* _Problem_: Give every line of the data again, unchanged, but with no pictures.

* _Input_:
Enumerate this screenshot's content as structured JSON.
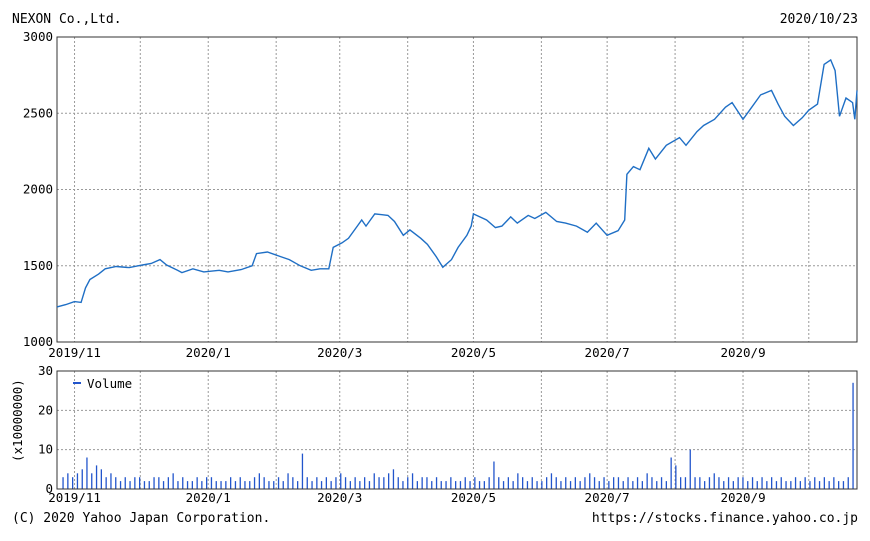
{
  "header": {
    "company": "NEXON Co.,Ltd.",
    "date": "2020/10/23"
  },
  "footer": {
    "copyright": "(C) 2020 Yahoo Japan Corporation.",
    "url": "https://stocks.finance.yahoo.co.jp"
  },
  "colors": {
    "line": "#1f6fc5",
    "bar": "#2255cc",
    "grid": "#9a9a9a",
    "frame": "#333333"
  },
  "chart_data": [
    {
      "type": "line",
      "title": "",
      "ylim": [
        1000,
        3000
      ],
      "yticks": [
        1000,
        1500,
        2000,
        2500,
        3000
      ],
      "x_range": [
        "2019-10-24",
        "2020-10-23"
      ],
      "xtick_labels": [
        "2019/11",
        "2020/1",
        "2020/3",
        "2020/5",
        "2020/7",
        "2020/9"
      ],
      "xtick_dates": [
        "2019-11-01",
        "2020-01-01",
        "2020-03-01",
        "2020-05-01",
        "2020-07-01",
        "2020-09-01"
      ],
      "grid_dates": [
        "2019-11-01",
        "2019-12-01",
        "2020-01-01",
        "2020-02-01",
        "2020-03-01",
        "2020-04-01",
        "2020-05-01",
        "2020-06-01",
        "2020-07-01",
        "2020-08-01",
        "2020-09-01",
        "2020-10-01"
      ],
      "grid": true,
      "series": [
        {
          "name": "",
          "points": [
            [
              "2019-10-24",
              1230
            ],
            [
              "2019-10-28",
              1245
            ],
            [
              "2019-11-01",
              1265
            ],
            [
              "2019-11-04",
              1260
            ],
            [
              "2019-11-06",
              1355
            ],
            [
              "2019-11-08",
              1410
            ],
            [
              "2019-11-12",
              1445
            ],
            [
              "2019-11-15",
              1480
            ],
            [
              "2019-11-20",
              1495
            ],
            [
              "2019-11-26",
              1488
            ],
            [
              "2019-12-02",
              1505
            ],
            [
              "2019-12-06",
              1515
            ],
            [
              "2019-12-10",
              1540
            ],
            [
              "2019-12-13",
              1505
            ],
            [
              "2019-12-18",
              1470
            ],
            [
              "2019-12-20",
              1455
            ],
            [
              "2019-12-25",
              1480
            ],
            [
              "2019-12-30",
              1460
            ],
            [
              "2020-01-06",
              1470
            ],
            [
              "2020-01-10",
              1460
            ],
            [
              "2020-01-16",
              1475
            ],
            [
              "2020-01-21",
              1500
            ],
            [
              "2020-01-23",
              1580
            ],
            [
              "2020-01-28",
              1590
            ],
            [
              "2020-02-03",
              1560
            ],
            [
              "2020-02-07",
              1540
            ],
            [
              "2020-02-12",
              1500
            ],
            [
              "2020-02-17",
              1470
            ],
            [
              "2020-02-21",
              1480
            ],
            [
              "2020-02-25",
              1480
            ],
            [
              "2020-02-27",
              1620
            ],
            [
              "2020-03-02",
              1650
            ],
            [
              "2020-03-05",
              1680
            ],
            [
              "2020-03-09",
              1760
            ],
            [
              "2020-03-11",
              1800
            ],
            [
              "2020-03-13",
              1760
            ],
            [
              "2020-03-17",
              1840
            ],
            [
              "2020-03-23",
              1830
            ],
            [
              "2020-03-26",
              1790
            ],
            [
              "2020-03-30",
              1700
            ],
            [
              "2020-04-02",
              1735
            ],
            [
              "2020-04-07",
              1680
            ],
            [
              "2020-04-10",
              1640
            ],
            [
              "2020-04-14",
              1560
            ],
            [
              "2020-04-17",
              1490
            ],
            [
              "2020-04-21",
              1540
            ],
            [
              "2020-04-24",
              1620
            ],
            [
              "2020-04-28",
              1700
            ],
            [
              "2020-04-30",
              1760
            ],
            [
              "2020-05-01",
              1840
            ],
            [
              "2020-05-07",
              1800
            ],
            [
              "2020-05-11",
              1750
            ],
            [
              "2020-05-14",
              1760
            ],
            [
              "2020-05-18",
              1820
            ],
            [
              "2020-05-21",
              1780
            ],
            [
              "2020-05-26",
              1830
            ],
            [
              "2020-05-29",
              1810
            ],
            [
              "2020-06-03",
              1850
            ],
            [
              "2020-06-08",
              1790
            ],
            [
              "2020-06-12",
              1780
            ],
            [
              "2020-06-17",
              1760
            ],
            [
              "2020-06-22",
              1720
            ],
            [
              "2020-06-26",
              1780
            ],
            [
              "2020-07-01",
              1700
            ],
            [
              "2020-07-06",
              1730
            ],
            [
              "2020-07-09",
              1800
            ],
            [
              "2020-07-10",
              2100
            ],
            [
              "2020-07-13",
              2150
            ],
            [
              "2020-07-16",
              2130
            ],
            [
              "2020-07-20",
              2270
            ],
            [
              "2020-07-23",
              2200
            ],
            [
              "2020-07-28",
              2290
            ],
            [
              "2020-08-03",
              2340
            ],
            [
              "2020-08-06",
              2290
            ],
            [
              "2020-08-11",
              2380
            ],
            [
              "2020-08-14",
              2420
            ],
            [
              "2020-08-19",
              2460
            ],
            [
              "2020-08-24",
              2540
            ],
            [
              "2020-08-27",
              2570
            ],
            [
              "2020-09-01",
              2460
            ],
            [
              "2020-09-04",
              2520
            ],
            [
              "2020-09-09",
              2620
            ],
            [
              "2020-09-14",
              2650
            ],
            [
              "2020-09-17",
              2560
            ],
            [
              "2020-09-20",
              2480
            ],
            [
              "2020-09-24",
              2420
            ],
            [
              "2020-09-28",
              2470
            ],
            [
              "2020-10-01",
              2520
            ],
            [
              "2020-10-05",
              2560
            ],
            [
              "2020-10-08",
              2820
            ],
            [
              "2020-10-11",
              2850
            ],
            [
              "2020-10-13",
              2780
            ],
            [
              "2020-10-15",
              2480
            ],
            [
              "2020-10-18",
              2600
            ],
            [
              "2020-10-21",
              2570
            ],
            [
              "2020-10-22",
              2460
            ],
            [
              "2020-10-23",
              2650
            ]
          ]
        }
      ]
    },
    {
      "type": "bar",
      "ylim": [
        0,
        30
      ],
      "yticks": [
        0,
        10,
        20,
        30
      ],
      "ylabel": "(x10000000)",
      "legend": "Volume",
      "series": [
        {
          "name": "Volume",
          "values": [
            3,
            4,
            3,
            4,
            5,
            8,
            4,
            6,
            5,
            3,
            4,
            3,
            2,
            3,
            2,
            3,
            3,
            2,
            2,
            3,
            3,
            2,
            3,
            4,
            2,
            3,
            2,
            2,
            3,
            2,
            3,
            3,
            2,
            2,
            2,
            3,
            2,
            3,
            2,
            2,
            3,
            4,
            3,
            2,
            2,
            3,
            2,
            4,
            3,
            2,
            9,
            3,
            2,
            3,
            2,
            3,
            2,
            3,
            4,
            3,
            2,
            3,
            2,
            3,
            2,
            4,
            3,
            3,
            4,
            5,
            3,
            2,
            3,
            4,
            2,
            3,
            3,
            2,
            3,
            2,
            2,
            3,
            2,
            2,
            3,
            2,
            3,
            2,
            2,
            3,
            7,
            3,
            2,
            3,
            2,
            4,
            3,
            2,
            3,
            2,
            2,
            3,
            4,
            3,
            2,
            3,
            2,
            3,
            2,
            3,
            4,
            3,
            2,
            3,
            2,
            3,
            3,
            2,
            3,
            2,
            3,
            2,
            4,
            3,
            2,
            3,
            2,
            8,
            6,
            3,
            3,
            10,
            3,
            3,
            2,
            3,
            4,
            3,
            2,
            3,
            2,
            3,
            3,
            2,
            3,
            2,
            3,
            2,
            3,
            2,
            3,
            2,
            2,
            3,
            2,
            3,
            2,
            3,
            2,
            3,
            2,
            3,
            2,
            2,
            3,
            27
          ]
        }
      ]
    }
  ]
}
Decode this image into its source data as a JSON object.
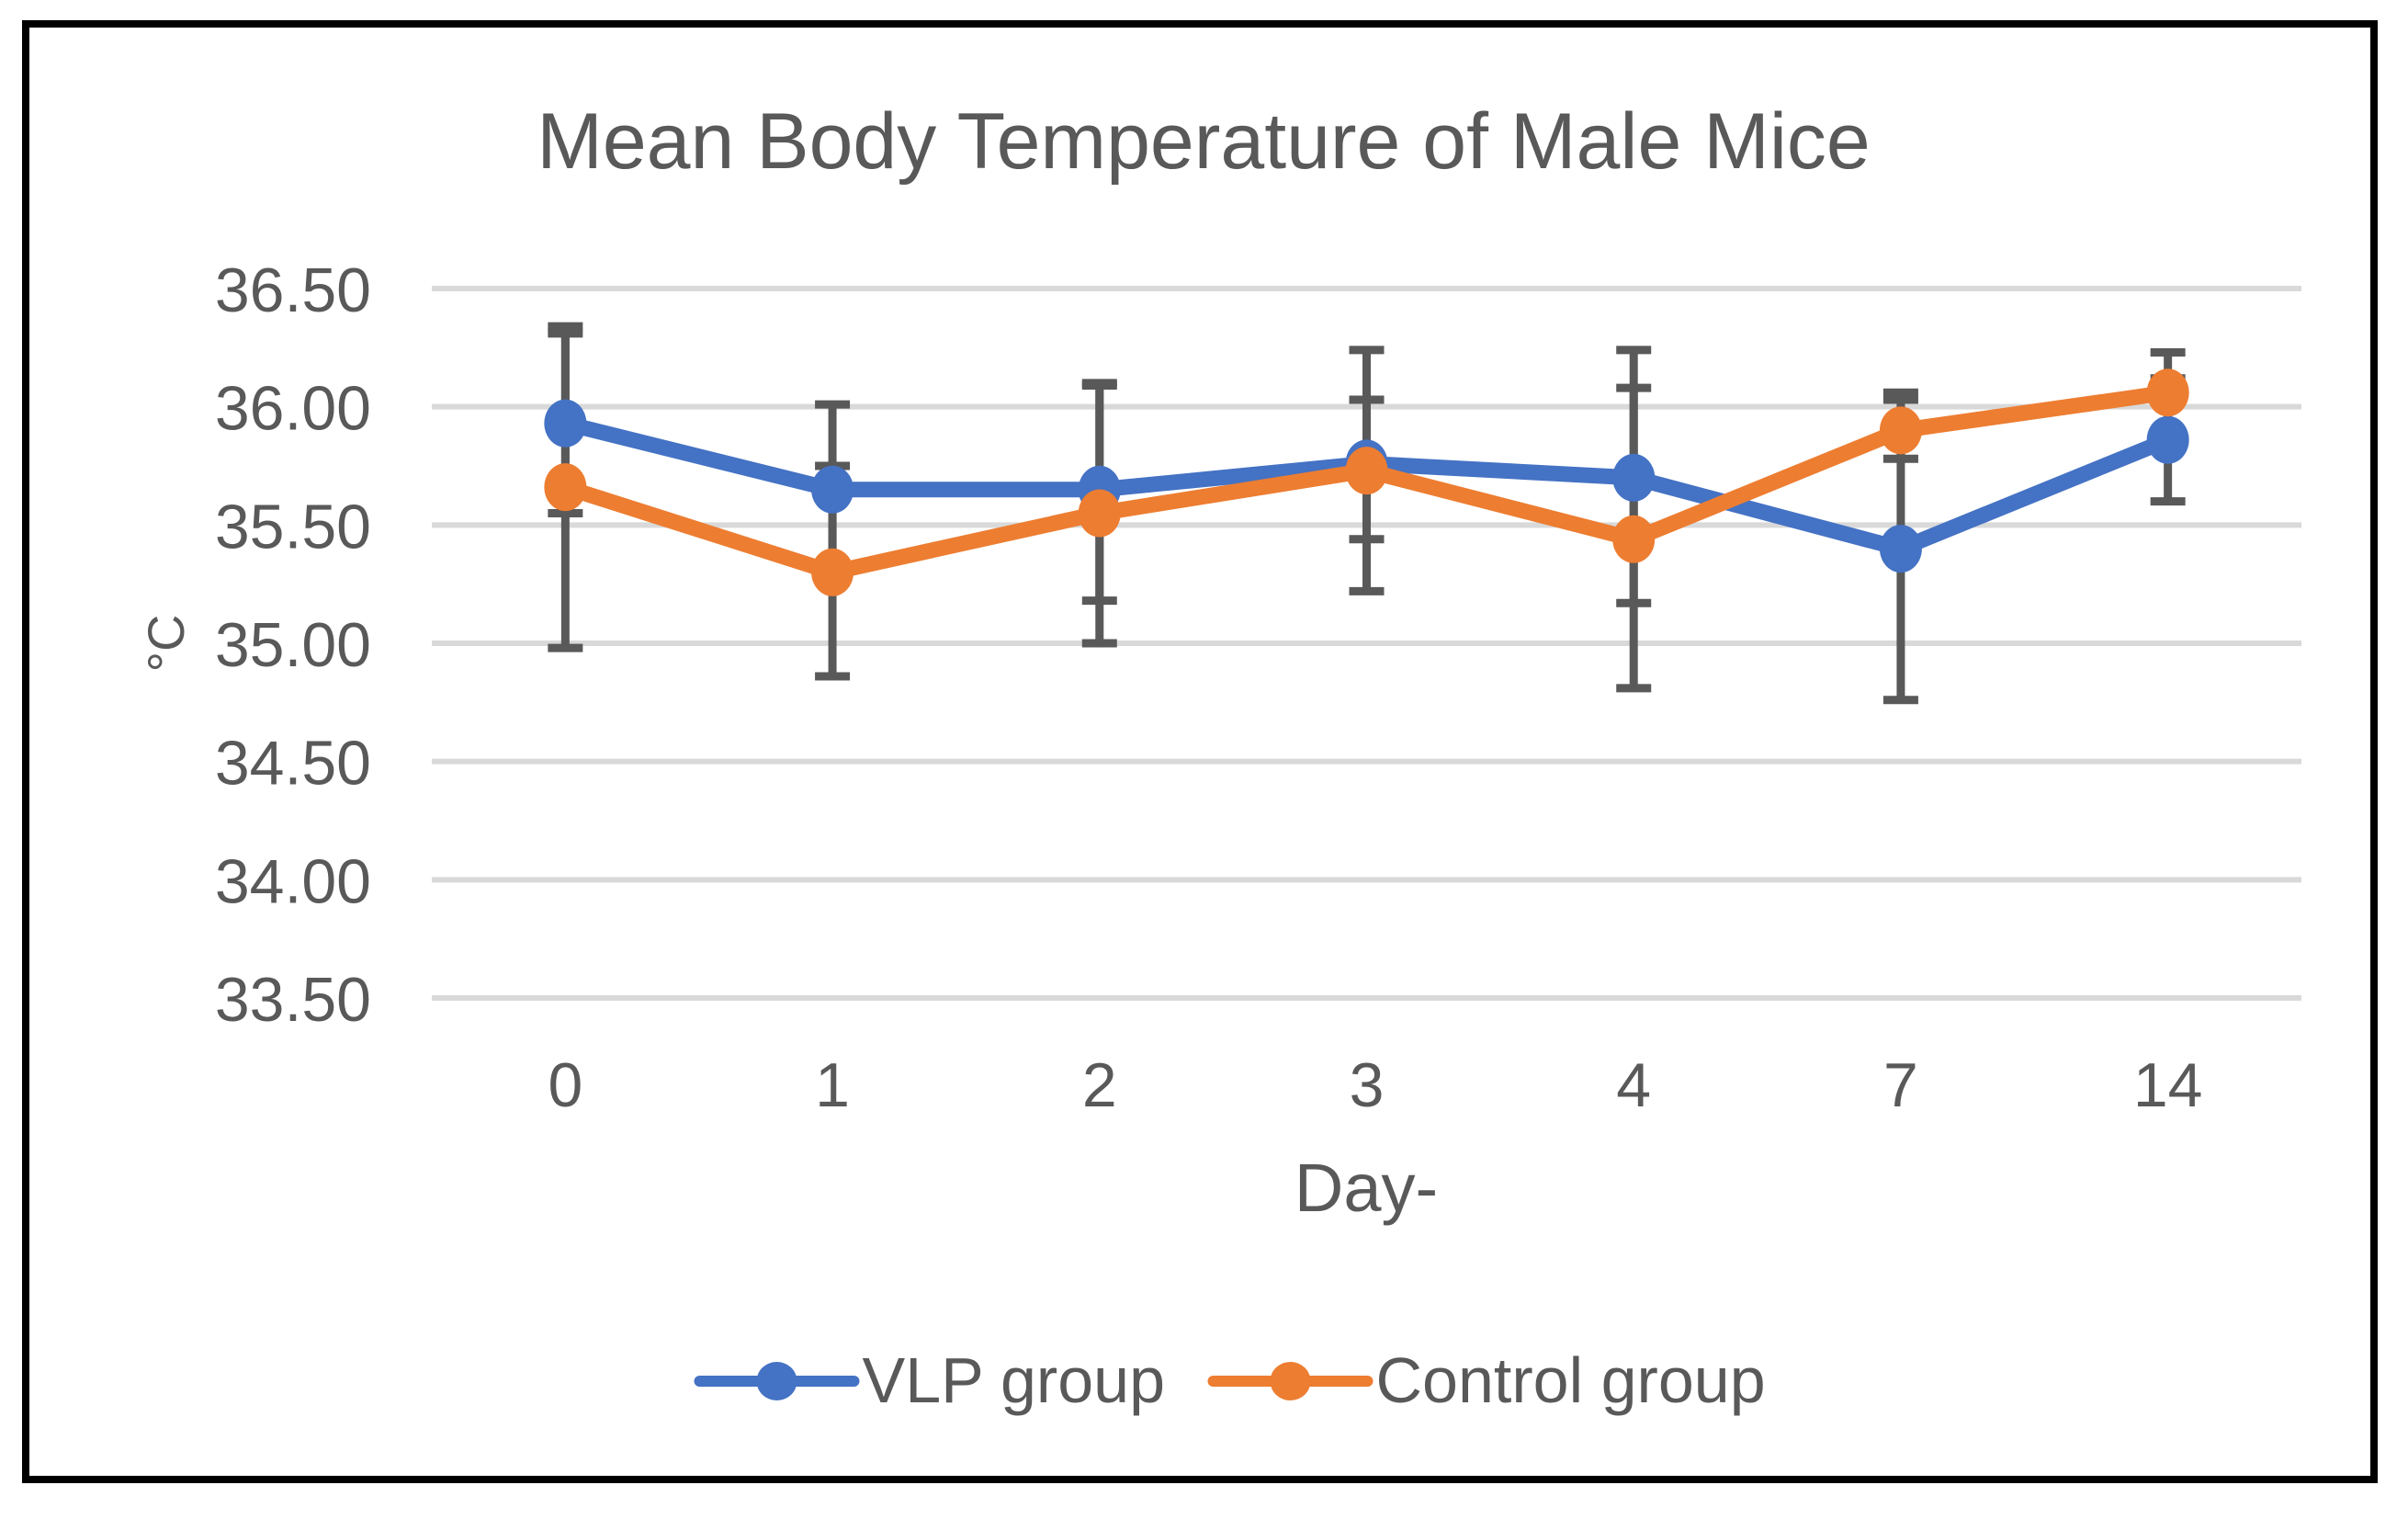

* _Task solution_:
Enumerate this screenshot's content as structured JSON.
{
  "header": {
    "company": "NEXON Co.,Ltd.",
    "date": "2020/10/23"
  },
  "footer": {
    "copyright": "(C) 2020 Yahoo Japan Corporation.",
    "url": "https://stocks.finance.yahoo.co.jp"
  },
  "colors": {
    "line": "#1f6fc5",
    "bar": "#2255cc",
    "grid": "#9a9a9a",
    "frame": "#333333"
  },
  "chart_data": [
    {
      "type": "line",
      "title": "",
      "ylim": [
        1000,
        3000
      ],
      "yticks": [
        1000,
        1500,
        2000,
        2500,
        3000
      ],
      "x_range": [
        "2019-10-24",
        "2020-10-23"
      ],
      "xtick_labels": [
        "2019/11",
        "2020/1",
        "2020/3",
        "2020/5",
        "2020/7",
        "2020/9"
      ],
      "xtick_dates": [
        "2019-11-01",
        "2020-01-01",
        "2020-03-01",
        "2020-05-01",
        "2020-07-01",
        "2020-09-01"
      ],
      "grid_dates": [
        "2019-11-01",
        "2019-12-01",
        "2020-01-01",
        "2020-02-01",
        "2020-03-01",
        "2020-04-01",
        "2020-05-01",
        "2020-06-01",
        "2020-07-01",
        "2020-08-01",
        "2020-09-01",
        "2020-10-01"
      ],
      "grid": true,
      "series": [
        {
          "name": "",
          "points": [
            [
              "2019-10-24",
              1230
            ],
            [
              "2019-10-28",
              1245
            ],
            [
              "2019-11-01",
              1265
            ],
            [
              "2019-11-04",
              1260
            ],
            [
              "2019-11-06",
              1355
            ],
            [
              "2019-11-08",
              1410
            ],
            [
              "2019-11-12",
              1445
            ],
            [
              "2019-11-15",
              1480
            ],
            [
              "2019-11-20",
              1495
            ],
            [
              "2019-11-26",
              1488
            ],
            [
              "2019-12-02",
              1505
            ],
            [
              "2019-12-06",
              1515
            ],
            [
              "2019-12-10",
              1540
            ],
            [
              "2019-12-13",
              1505
            ],
            [
              "2019-12-18",
              1470
            ],
            [
              "2019-12-20",
              1455
            ],
            [
              "2019-12-25",
              1480
            ],
            [
              "2019-12-30",
              1460
            ],
            [
              "2020-01-06",
              1470
            ],
            [
              "2020-01-10",
              1460
            ],
            [
              "2020-01-16",
              1475
            ],
            [
              "2020-01-21",
              1500
            ],
            [
              "2020-01-23",
              1580
            ],
            [
              "2020-01-28",
              1590
            ],
            [
              "2020-02-03",
              1560
            ],
            [
              "2020-02-07",
              1540
            ],
            [
              "2020-02-12",
              1500
            ],
            [
              "2020-02-17",
              1470
            ],
            [
              "2020-02-21",
              1480
            ],
            [
              "2020-02-25",
              1480
            ],
            [
              "2020-02-27",
              1620
            ],
            [
              "2020-03-02",
              1650
            ],
            [
              "2020-03-05",
              1680
            ],
            [
              "2020-03-09",
              1760
            ],
            [
              "2020-03-11",
              1800
            ],
            [
              "2020-03-13",
              1760
            ],
            [
              "2020-03-17",
              1840
            ],
            [
              "2020-03-23",
              1830
            ],
            [
              "2020-03-26",
              1790
            ],
            [
              "2020-03-30",
              1700
            ],
            [
              "2020-04-02",
              1735
            ],
            [
              "2020-04-07",
              1680
            ],
            [
              "2020-04-10",
              1640
            ],
            [
              "2020-04-14",
              1560
            ],
            [
              "2020-04-17",
              1490
            ],
            [
              "2020-04-21",
              1540
            ],
            [
              "2020-04-24",
              1620
            ],
            [
              "2020-04-28",
              1700
            ],
            [
              "2020-04-30",
              1760
            ],
            [
              "2020-05-01",
              1840
            ],
            [
              "2020-05-07",
              1800
            ],
            [
              "2020-05-11",
              1750
            ],
            [
              "2020-05-14",
              1760
            ],
            [
              "2020-05-18",
              1820
            ],
            [
              "2020-05-21",
              1780
            ],
            [
              "2020-05-26",
              1830
            ],
            [
              "2020-05-29",
              1810
            ],
            [
              "2020-06-03",
              1850
            ],
            [
              "2020-06-08",
              1790
            ],
            [
              "2020-06-12",
              1780
            ],
            [
              "2020-06-17",
              1760
            ],
            [
              "2020-06-22",
              1720
            ],
            [
              "2020-06-26",
              1780
            ],
            [
              "2020-07-01",
              1700
            ],
            [
              "2020-07-06",
              1730
            ],
            [
              "2020-07-09",
              1800
            ],
            [
              "2020-07-10",
              2100
            ],
            [
              "2020-07-13",
              2150
            ],
            [
              "2020-07-16",
              2130
            ],
            [
              "2020-07-20",
              2270
            ],
            [
              "2020-07-23",
              2200
            ],
            [
              "2020-07-28",
              2290
            ],
            [
              "2020-08-03",
              2340
            ],
            [
              "2020-08-06",
              2290
            ],
            [
              "2020-08-11",
              2380
            ],
            [
              "2020-08-14",
              2420
            ],
            [
              "2020-08-19",
              2460
            ],
            [
              "2020-08-24",
              2540
            ],
            [
              "2020-08-27",
              2570
            ],
            [
              "2020-09-01",
              2460
            ],
            [
              "2020-09-04",
              2520
            ],
            [
              "2020-09-09",
              2620
            ],
            [
              "2020-09-14",
              2650
            ],
            [
              "2020-09-17",
              2560
            ],
            [
              "2020-09-20",
              2480
            ],
            [
              "2020-09-24",
              2420
            ],
            [
              "2020-09-28",
              2470
            ],
            [
              "2020-10-01",
              2520
            ],
            [
              "2020-10-05",
              2560
            ],
            [
              "2020-10-08",
              2820
            ],
            [
              "2020-10-11",
              2850
            ],
            [
              "2020-10-13",
              2780
            ],
            [
              "2020-10-15",
              2480
            ],
            [
              "2020-10-18",
              2600
            ],
            [
              "2020-10-21",
              2570
            ],
            [
              "2020-10-22",
              2460
            ],
            [
              "2020-10-23",
              2650
            ]
          ]
        }
      ]
    },
    {
      "type": "bar",
      "ylim": [
        0,
        30
      ],
      "yticks": [
        0,
        10,
        20,
        30
      ],
      "ylabel": "(x10000000)",
      "legend": "Volume",
      "series": [
        {
          "name": "Volume",
          "values": [
            3,
            4,
            3,
            4,
            5,
            8,
            4,
            6,
            5,
            3,
            4,
            3,
            2,
            3,
            2,
            3,
            3,
            2,
            2,
            3,
            3,
            2,
            3,
            4,
            2,
            3,
            2,
            2,
            3,
            2,
            3,
            3,
            2,
            2,
            2,
            3,
            2,
            3,
            2,
            2,
            3,
            4,
            3,
            2,
            2,
            3,
            2,
            4,
            3,
            2,
            9,
            3,
            2,
            3,
            2,
            3,
            2,
            3,
            4,
            3,
            2,
            3,
            2,
            3,
            2,
            4,
            3,
            3,
            4,
            5,
            3,
            2,
            3,
            4,
            2,
            3,
            3,
            2,
            3,
            2,
            2,
            3,
            2,
            2,
            3,
            2,
            3,
            2,
            2,
            3,
            7,
            3,
            2,
            3,
            2,
            4,
            3,
            2,
            3,
            2,
            2,
            3,
            4,
            3,
            2,
            3,
            2,
            3,
            2,
            3,
            4,
            3,
            2,
            3,
            2,
            3,
            3,
            2,
            3,
            2,
            3,
            2,
            4,
            3,
            2,
            3,
            2,
            8,
            6,
            3,
            3,
            10,
            3,
            3,
            2,
            3,
            4,
            3,
            2,
            3,
            2,
            3,
            3,
            2,
            3,
            2,
            3,
            2,
            3,
            2,
            3,
            2,
            2,
            3,
            2,
            3,
            2,
            3,
            2,
            3,
            2,
            3,
            2,
            2,
            3,
            27
          ]
        }
      ]
    }
  ]
}
Decode this image into its source data as a JSON object.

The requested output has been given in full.